**ITEMS:**
---*---
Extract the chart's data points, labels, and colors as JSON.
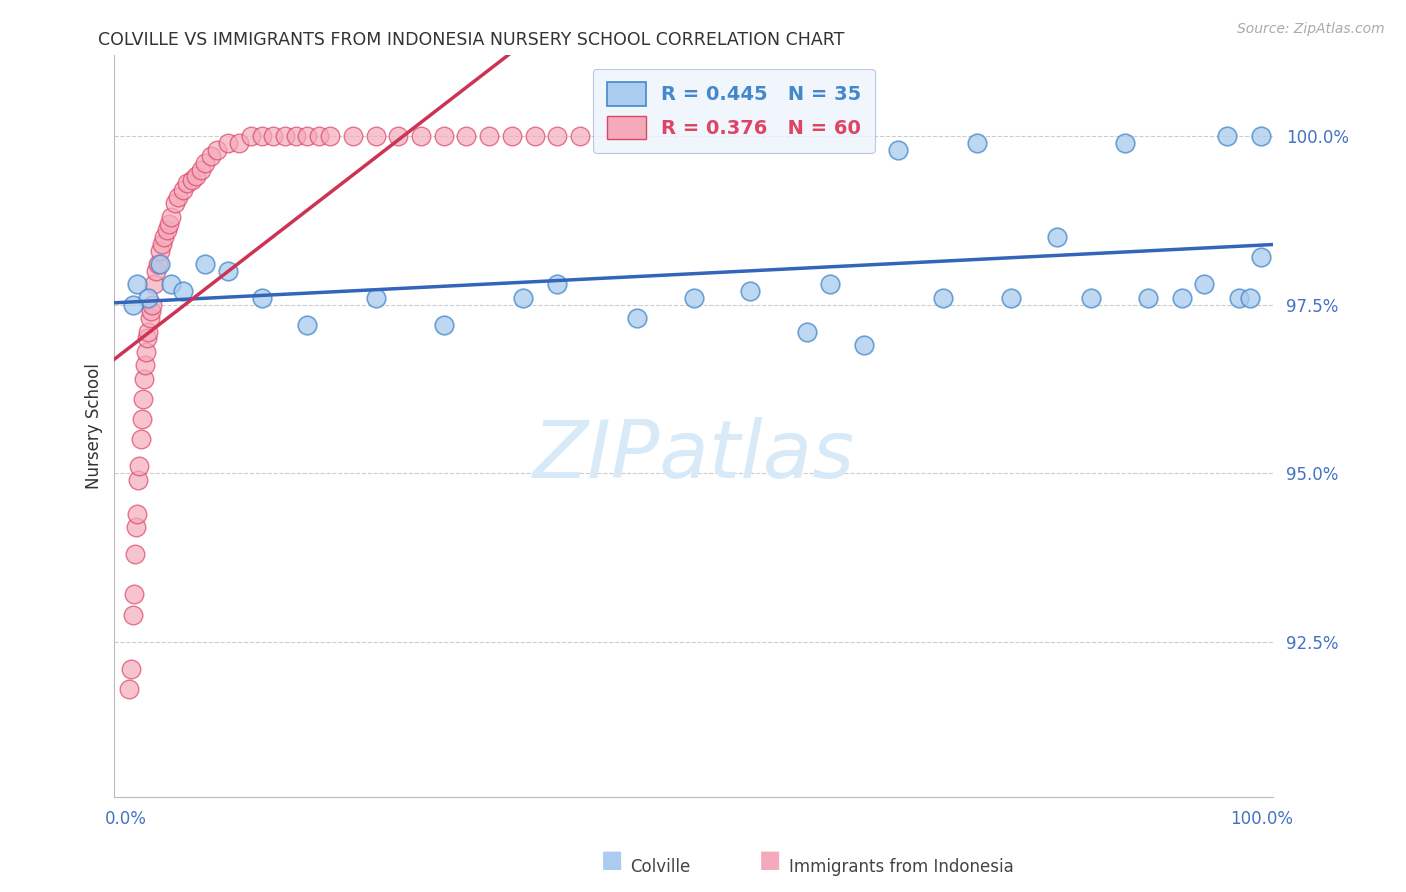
{
  "title": "COLVILLE VS IMMIGRANTS FROM INDONESIA NURSERY SCHOOL CORRELATION CHART",
  "source_text": "Source: ZipAtlas.com",
  "ylabel": "Nursery School",
  "xlim": [
    -0.01,
    1.01
  ],
  "ylim": [
    0.902,
    1.012
  ],
  "yticks": [
    0.925,
    0.95,
    0.975,
    1.0
  ],
  "ytick_labels": [
    "92.5%",
    "95.0%",
    "97.5%",
    "100.0%"
  ],
  "xtick_positions": [
    0.0,
    1.0
  ],
  "xtick_labels": [
    "0.0%",
    "100.0%"
  ],
  "colville_R": 0.445,
  "colville_N": 35,
  "indonesia_R": 0.376,
  "indonesia_N": 60,
  "colville_face_color": "#AACCEE",
  "indonesia_face_color": "#F4AABB",
  "colville_edge_color": "#4488CC",
  "indonesia_edge_color": "#DD4466",
  "colville_line_color": "#3366BB",
  "indonesia_line_color": "#CC3355",
  "watermark_text": "ZIPatlas",
  "watermark_color": "#D8EAF8",
  "background_color": "#FFFFFF",
  "colville_x": [
    0.01,
    0.02,
    0.03,
    0.04,
    0.05,
    0.07,
    0.09,
    0.12,
    0.16,
    0.22,
    0.28,
    0.35,
    0.38,
    0.45,
    0.5,
    0.55,
    0.6,
    0.62,
    0.65,
    0.68,
    0.72,
    0.75,
    0.78,
    0.82,
    0.85,
    0.88,
    0.9,
    0.93,
    0.95,
    0.97,
    0.98,
    0.99,
    1.0,
    1.0,
    0.006
  ],
  "colville_y": [
    0.978,
    0.976,
    0.981,
    0.978,
    0.977,
    0.981,
    0.98,
    0.976,
    0.972,
    0.976,
    0.972,
    0.976,
    0.978,
    0.973,
    0.976,
    0.977,
    0.971,
    0.978,
    0.969,
    0.998,
    0.976,
    0.999,
    0.976,
    0.985,
    0.976,
    0.999,
    0.976,
    0.976,
    0.978,
    1.0,
    0.976,
    0.976,
    1.0,
    0.982,
    0.975
  ],
  "indonesia_x": [
    0.003,
    0.005,
    0.006,
    0.007,
    0.008,
    0.009,
    0.01,
    0.011,
    0.012,
    0.013,
    0.014,
    0.015,
    0.016,
    0.017,
    0.018,
    0.019,
    0.02,
    0.021,
    0.022,
    0.023,
    0.025,
    0.027,
    0.028,
    0.03,
    0.032,
    0.034,
    0.036,
    0.038,
    0.04,
    0.043,
    0.046,
    0.05,
    0.054,
    0.058,
    0.062,
    0.066,
    0.07,
    0.075,
    0.08,
    0.09,
    0.1,
    0.11,
    0.12,
    0.13,
    0.14,
    0.15,
    0.16,
    0.17,
    0.18,
    0.2,
    0.22,
    0.24,
    0.26,
    0.28,
    0.3,
    0.32,
    0.34,
    0.36,
    0.38,
    0.4
  ],
  "indonesia_y": [
    0.918,
    0.921,
    0.929,
    0.932,
    0.938,
    0.942,
    0.944,
    0.949,
    0.951,
    0.955,
    0.958,
    0.961,
    0.964,
    0.966,
    0.968,
    0.97,
    0.971,
    0.973,
    0.974,
    0.975,
    0.978,
    0.98,
    0.981,
    0.983,
    0.984,
    0.985,
    0.986,
    0.987,
    0.988,
    0.99,
    0.991,
    0.992,
    0.993,
    0.9935,
    0.994,
    0.995,
    0.996,
    0.997,
    0.998,
    0.999,
    0.999,
    1.0,
    1.0,
    1.0,
    1.0,
    1.0,
    1.0,
    1.0,
    1.0,
    1.0,
    1.0,
    1.0,
    1.0,
    1.0,
    1.0,
    1.0,
    1.0,
    1.0,
    1.0,
    1.0
  ]
}
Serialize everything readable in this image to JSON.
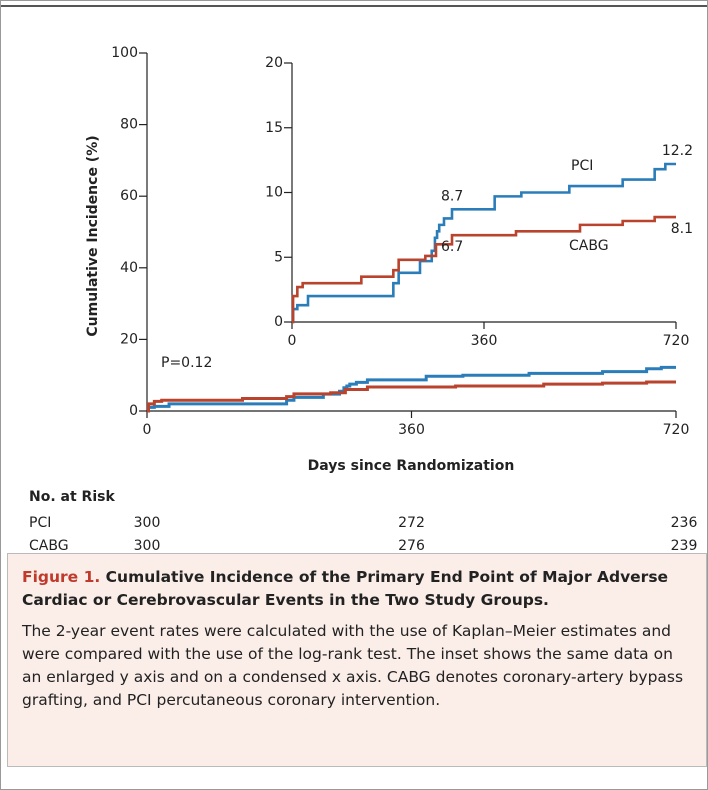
{
  "chart_data": {
    "type": "step",
    "ylabel": "Cumulative Incidence (%)",
    "xlabel": "Days since Randomization",
    "annotation": "P=0.12",
    "xlim": [
      0,
      720
    ],
    "xticks": [
      0,
      360,
      720
    ],
    "ylim": [
      0,
      100
    ],
    "yticks": [
      0,
      20,
      40,
      60,
      80,
      100
    ],
    "inset": {
      "xlim": [
        0,
        720
      ],
      "xticks": [
        0,
        360,
        720
      ],
      "ylim": [
        0,
        20
      ],
      "yticks": [
        0,
        5,
        10,
        15,
        20
      ]
    },
    "series": [
      {
        "name": "PCI",
        "color": "#2a7db9",
        "x": [
          0,
          2,
          10,
          30,
          180,
          190,
          200,
          240,
          262,
          268,
          272,
          276,
          285,
          300,
          380,
          430,
          520,
          620,
          680,
          700,
          720
        ],
        "values": [
          0,
          1,
          1.3,
          2,
          2,
          3,
          3.8,
          4.7,
          5.5,
          6.5,
          7,
          7.5,
          8,
          8.7,
          9.7,
          10,
          10.5,
          11,
          11.8,
          12.2,
          12.2
        ],
        "labeled_values": [
          8.7,
          12.2
        ]
      },
      {
        "name": "CABG",
        "color": "#b9432c",
        "x": [
          0,
          2,
          10,
          20,
          100,
          130,
          190,
          200,
          250,
          270,
          300,
          420,
          540,
          620,
          680,
          720
        ],
        "values": [
          0,
          2,
          2.7,
          3,
          3,
          3.5,
          4,
          4.8,
          5.1,
          6,
          6.7,
          7,
          7.5,
          7.8,
          8.1,
          8.1
        ],
        "labeled_values": [
          6.7,
          8.1
        ]
      }
    ],
    "risk_table": {
      "title": "No. at Risk",
      "rows": [
        {
          "name": "PCI",
          "counts": [
            300,
            272,
            236
          ]
        },
        {
          "name": "CABG",
          "counts": [
            300,
            276,
            239
          ]
        }
      ]
    }
  },
  "caption": {
    "figure": "Figure 1.",
    "title": "Cumulative Incidence of the Primary End Point of Major Adverse Cardiac or Cerebrovascular Events in the Two Study Groups.",
    "text": "The 2-year event rates were calculated with the use of Kaplan–Meier estimates and were compared with the use of the log-rank test. The inset shows the same data on an enlarged y axis and on a condensed x axis. CABG denotes coronary-artery bypass grafting, and PCI percutaneous coronary intervention."
  }
}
---*---
**SHORT PROBLEM:** Using the entries above, tally how many lines have the word "JSON" in them; write the number and nothing more.

**EXPECTED ANSWER:** 2